> **Stated problem**: Without skipping anything, write out each record below exactly.
------ Information shown ------
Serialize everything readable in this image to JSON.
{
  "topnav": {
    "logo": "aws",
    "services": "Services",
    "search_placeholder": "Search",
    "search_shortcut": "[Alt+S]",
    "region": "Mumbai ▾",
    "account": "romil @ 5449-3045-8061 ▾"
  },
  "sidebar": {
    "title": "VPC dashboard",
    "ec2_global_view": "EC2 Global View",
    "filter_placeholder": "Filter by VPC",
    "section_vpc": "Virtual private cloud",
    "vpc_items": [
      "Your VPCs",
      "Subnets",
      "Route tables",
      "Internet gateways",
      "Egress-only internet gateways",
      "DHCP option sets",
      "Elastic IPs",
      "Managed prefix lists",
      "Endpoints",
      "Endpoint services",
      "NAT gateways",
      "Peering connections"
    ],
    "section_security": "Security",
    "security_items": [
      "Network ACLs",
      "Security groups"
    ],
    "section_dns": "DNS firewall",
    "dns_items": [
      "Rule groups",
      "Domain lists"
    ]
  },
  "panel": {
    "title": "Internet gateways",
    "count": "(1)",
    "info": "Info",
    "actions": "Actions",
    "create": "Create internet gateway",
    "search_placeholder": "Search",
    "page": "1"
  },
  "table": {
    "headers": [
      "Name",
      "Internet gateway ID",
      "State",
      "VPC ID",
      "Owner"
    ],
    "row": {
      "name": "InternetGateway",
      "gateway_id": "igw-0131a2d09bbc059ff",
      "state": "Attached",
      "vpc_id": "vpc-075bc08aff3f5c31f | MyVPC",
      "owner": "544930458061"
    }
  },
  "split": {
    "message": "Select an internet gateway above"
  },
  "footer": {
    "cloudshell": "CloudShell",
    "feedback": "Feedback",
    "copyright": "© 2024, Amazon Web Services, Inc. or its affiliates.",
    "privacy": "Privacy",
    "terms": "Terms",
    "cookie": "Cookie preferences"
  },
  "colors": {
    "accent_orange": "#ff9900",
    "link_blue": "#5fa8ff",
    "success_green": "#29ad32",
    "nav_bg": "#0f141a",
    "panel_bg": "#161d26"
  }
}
------
> **Written response**:
Serialize everything readable in this image to JSON.
{
  "topnav": {
    "logo": "aws",
    "services": "Services",
    "search_placeholder": "Search",
    "search_shortcut": "[Alt+S]",
    "region": "Mumbai ▾",
    "account": "romil @ 5449-3045-8061 ▾"
  },
  "sidebar": {
    "title": "VPC dashboard",
    "ec2_global_view": "EC2 Global View",
    "filter_placeholder": "Filter by VPC",
    "section_vpc": "Virtual private cloud",
    "vpc_items": [
      "Your VPCs",
      "Subnets",
      "Route tables",
      "Internet gateways",
      "Egress-only internet gateways",
      "DHCP option sets",
      "Elastic IPs",
      "Managed prefix lists",
      "Endpoints",
      "Endpoint services",
      "NAT gateways",
      "Peering connections"
    ],
    "section_security": "Security",
    "security_items": [
      "Network ACLs",
      "Security groups"
    ],
    "section_dns": "DNS firewall",
    "dns_items": [
      "Rule groups",
      "Domain lists"
    ]
  },
  "panel": {
    "title": "Internet gateways",
    "count": "(1)",
    "info": "Info",
    "actions": "Actions",
    "create": "Create internet gateway",
    "search_placeholder": "Search",
    "page": "1"
  },
  "table": {
    "headers": [
      "Name",
      "Internet gateway ID",
      "State",
      "VPC ID",
      "Owner"
    ],
    "row": {
      "name": "InternetGateway",
      "gateway_id": "igw-0131a2d09bbc059ff",
      "state": "Attached",
      "vpc_id": "vpc-075bc08aff3f5c31f | MyVPC",
      "owner": "544930458061"
    }
  },
  "split": {
    "message": "Select an internet gateway above"
  },
  "footer": {
    "cloudshell": "CloudShell",
    "feedback": "Feedback",
    "copyright": "© 2024, Amazon Web Services, Inc. or its affiliates.",
    "privacy": "Privacy",
    "terms": "Terms",
    "cookie": "Cookie preferences"
  },
  "colors": {
    "accent_orange": "#ff9900",
    "link_blue": "#5fa8ff",
    "success_green": "#29ad32",
    "nav_bg": "#0f141a",
    "panel_bg": "#161d26"
  }
}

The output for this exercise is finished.